What you need to do — Any pictures in the records below should be skipped; write out everything else exactly.
───
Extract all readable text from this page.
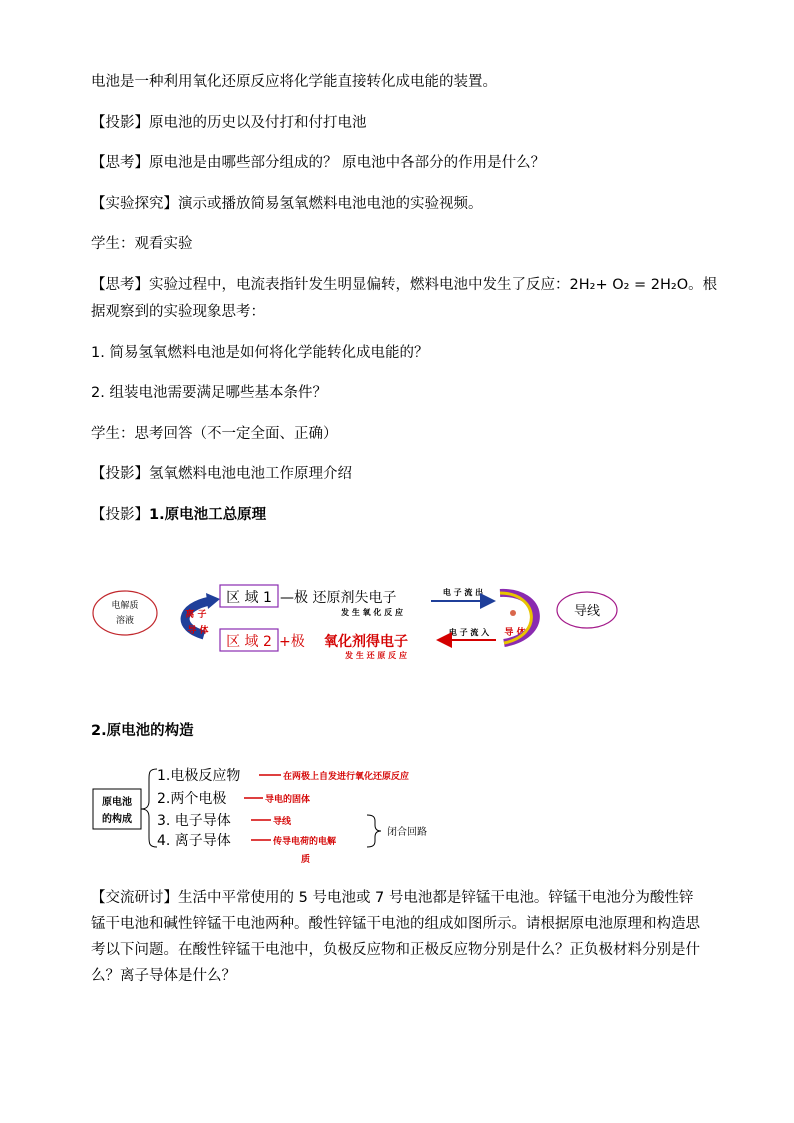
电池是一种利用氧化还原反应将化学能直接转化成电能的装置。
【投影】原电池的历史以及付打和付打电池
【思考】原电池是由哪些部分组成的？ 原电池中各部分的作用是什么？
【实验探究】演示或播放简易氢氧燃料电池电池的实验视频。
学生：观看实验
【思考】实验过程中，电流表指针发生明显偏转，燃料电池中发生了反应：2H₂+ O₂ = 2H₂O。根
据观察到的实验现象思考：
1. 简易氢氧燃料电池是如何将化学能转化成电能的？
2. 组装电池需要满足哪些基本条件？
学生：思考回答（不一定全面、正确）
【投影】氢氧燃料电池电池工作原理介绍
【投影】1.原电池工总原理
电解质
溶液
离 子
导 体
区 域 1 —极 还原剂失电子
发 生 氧 化 反 应
区 域 2 +极 氧化剂得电子
发 生 还 原 反 应
电 子 流 出
电 子 流 入 导 体
导线
2.原电池的构造
原电池
的构成
1.电极反应物	在两极上自发进行氧化还原反应
2.两个电极	导电的固体
3. 电子导体	导线
4. 离子导体	传导电荷的电解
质
闭合回路
【交流研讨】生活中平常使用的 5 号电池或 7 号电池都是锌锰干电池。锌锰干电池分为酸性锌锰干电池和碱性锌锰干电池两种。酸性锌锰干电池的组成如图所示。请根据原电池原理和构造思考以下问题。在酸性锌锰干电池中，负极反应物和正极反应物分别是什么？正负极材料分别是什么？离子导体是什么？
───
Exercise solution —
Extract all readable text from this page.
电池是一种利用氧化还原反应将化学能直接转化成电能的装置。
【投影】原电池的历史以及付打和付打电池
【思考】原电池是由哪些部分组成的？ 原电池中各部分的作用是什么？
【实验探究】演示或播放简易氢氧燃料电池电池的实验视频。
学生：观看实验
【思考】实验过程中，电流表指针发生明显偏转，燃料电池中发生了反应：2H₂+ O₂ = 2H₂O。根
据观察到的实验现象思考：
1. 简易氢氧燃料电池是如何将化学能转化成电能的？
2. 组装电池需要满足哪些基本条件？
学生：思考回答（不一定全面、正确）
【投影】氢氧燃料电池电池工作原理介绍
【投影】1.原电池工总原理
电解质
溶液
离 子
导 体
区 域 1 —极 还原剂失电子
发 生 氧 化 反 应
区 域 2 +极 氧化剂得电子
发 生 还 原 反 应
电 子 流 出
电 子 流 入 导 体
导线
2.原电池的构造
原电池
的构成
1.电极反应物	在两极上自发进行氧化还原反应
2.两个电极	导电的固体
3. 电子导体	导线
4. 离子导体	传导电荷的电解
质
闭合回路
【交流研讨】生活中平常使用的 5 号电池或 7 号电池都是锌锰干电池。锌锰干电池分为酸性锌锰干电池和碱性锌锰干电池两种。酸性锌锰干电池的组成如图所示。请根据原电池原理和构造思考以下问题。在酸性锌锰干电池中，负极反应物和正极反应物分别是什么？正负极材料分别是什么？离子导体是什么？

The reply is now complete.